Extracted data entries:
⟨
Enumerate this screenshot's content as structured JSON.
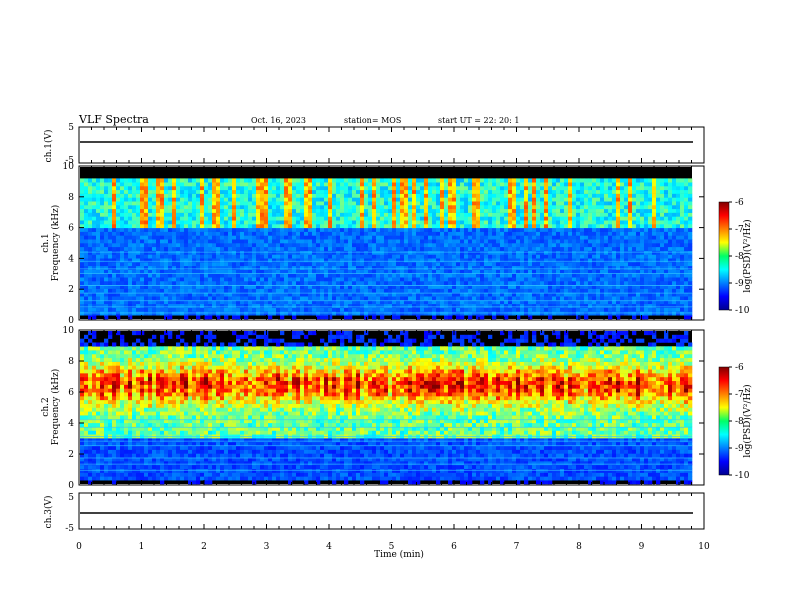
{
  "header": {
    "title": "VLF Spectra",
    "date": "Oct. 16, 2023",
    "station": "station= MOS",
    "start_ut": "start  UT  =   22: 20: 1"
  },
  "chart_data": [
    {
      "type": "line",
      "panel": "ch1-waveform",
      "ylabel": "ch.1(V)",
      "ylim": [
        -5,
        5
      ],
      "y_ticks": [
        "5",
        "-5"
      ],
      "x_range": [
        0,
        10
      ],
      "description_values": {
        "baseline": 0
      }
    },
    {
      "type": "heatmap",
      "panel": "ch1-spectrogram",
      "ylabel": "ch.1\nFrequency (kHz)",
      "ylabel_line1": "ch.1",
      "ylabel_line2": "Frequency (kHz)",
      "ylim": [
        0,
        10
      ],
      "y_ticks": [
        "0",
        "2",
        "4",
        "6",
        "8",
        "10"
      ],
      "x_range": [
        0,
        10
      ],
      "colorbar": {
        "label": "log(PSD)(V²/Hz)",
        "range": [
          -10,
          -6
        ],
        "ticks": [
          "-6",
          "-7",
          "-8",
          "-9",
          "-10"
        ]
      }
    },
    {
      "type": "heatmap",
      "panel": "ch2-spectrogram",
      "ylabel_line1": "ch.2",
      "ylabel_line2": "Frequency (kHz)",
      "ylim": [
        0,
        10
      ],
      "y_ticks": [
        "0",
        "2",
        "4",
        "6",
        "8",
        "10"
      ],
      "x_range": [
        0,
        10
      ],
      "colorbar": {
        "label": "log(PSD)(V²/Hz)",
        "range": [
          -10,
          -6
        ],
        "ticks": [
          "-6",
          "-7",
          "-8",
          "-9",
          "-10"
        ]
      }
    },
    {
      "type": "line",
      "panel": "ch3-waveform",
      "ylabel": "ch.3(V)",
      "ylim": [
        -5,
        5
      ],
      "y_ticks": [
        "5",
        "-5"
      ],
      "x_range": [
        0,
        10
      ],
      "description_values": {
        "baseline": 0
      }
    }
  ],
  "x_axis": {
    "label": "Time (min)",
    "ticks": [
      "0",
      "1",
      "2",
      "3",
      "4",
      "5",
      "6",
      "7",
      "8",
      "9",
      "10"
    ]
  },
  "colors": {
    "jet_low": "#000080",
    "jet_high": "#800000"
  }
}
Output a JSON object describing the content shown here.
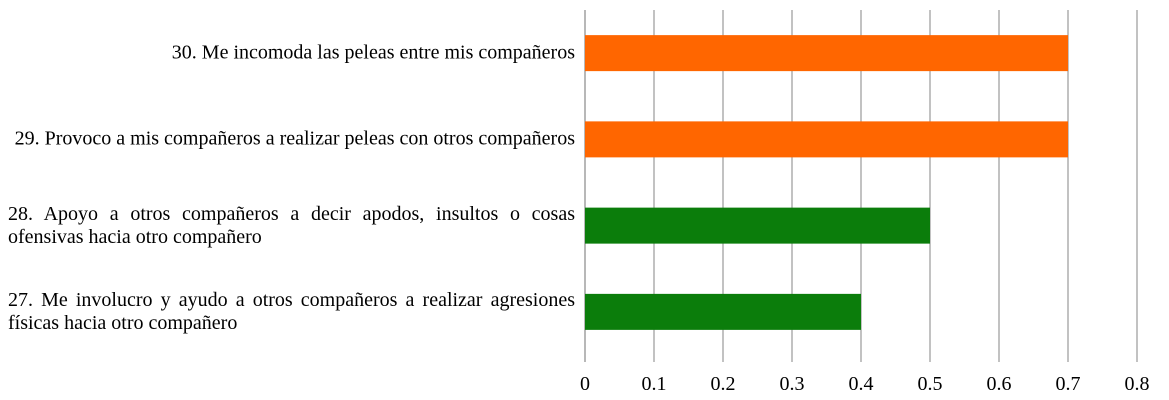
⟩
▶ GIVEN INSTRUCTION:
Pictures in the records above are not copied; print everything else exactly.

▶ RESPONSE:
Enumerate this screenshot's content as structured JSON.
{
  "header": {
    "title": "VLF Spectra",
    "date": "Oct. 16, 2023",
    "station": "station= MOS",
    "start_ut": "start  UT  =   22: 20: 1"
  },
  "chart_data": [
    {
      "type": "line",
      "panel": "ch1-waveform",
      "ylabel": "ch.1(V)",
      "ylim": [
        -5,
        5
      ],
      "y_ticks": [
        "5",
        "-5"
      ],
      "x_range": [
        0,
        10
      ],
      "description_values": {
        "baseline": 0
      }
    },
    {
      "type": "heatmap",
      "panel": "ch1-spectrogram",
      "ylabel": "ch.1\nFrequency (kHz)",
      "ylabel_line1": "ch.1",
      "ylabel_line2": "Frequency (kHz)",
      "ylim": [
        0,
        10
      ],
      "y_ticks": [
        "0",
        "2",
        "4",
        "6",
        "8",
        "10"
      ],
      "x_range": [
        0,
        10
      ],
      "colorbar": {
        "label": "log(PSD)(V²/Hz)",
        "range": [
          -10,
          -6
        ],
        "ticks": [
          "-6",
          "-7",
          "-8",
          "-9",
          "-10"
        ]
      }
    },
    {
      "type": "heatmap",
      "panel": "ch2-spectrogram",
      "ylabel_line1": "ch.2",
      "ylabel_line2": "Frequency (kHz)",
      "ylim": [
        0,
        10
      ],
      "y_ticks": [
        "0",
        "2",
        "4",
        "6",
        "8",
        "10"
      ],
      "x_range": [
        0,
        10
      ],
      "colorbar": {
        "label": "log(PSD)(V²/Hz)",
        "range": [
          -10,
          -6
        ],
        "ticks": [
          "-6",
          "-7",
          "-8",
          "-9",
          "-10"
        ]
      }
    },
    {
      "type": "line",
      "panel": "ch3-waveform",
      "ylabel": "ch.3(V)",
      "ylim": [
        -5,
        5
      ],
      "y_ticks": [
        "5",
        "-5"
      ],
      "x_range": [
        0,
        10
      ],
      "description_values": {
        "baseline": 0
      }
    }
  ],
  "x_axis": {
    "label": "Time (min)",
    "ticks": [
      "0",
      "1",
      "2",
      "3",
      "4",
      "5",
      "6",
      "7",
      "8",
      "9",
      "10"
    ]
  },
  "colors": {
    "jet_low": "#000080",
    "jet_high": "#800000"
  }
}
Output a JSON object describing the content shown here.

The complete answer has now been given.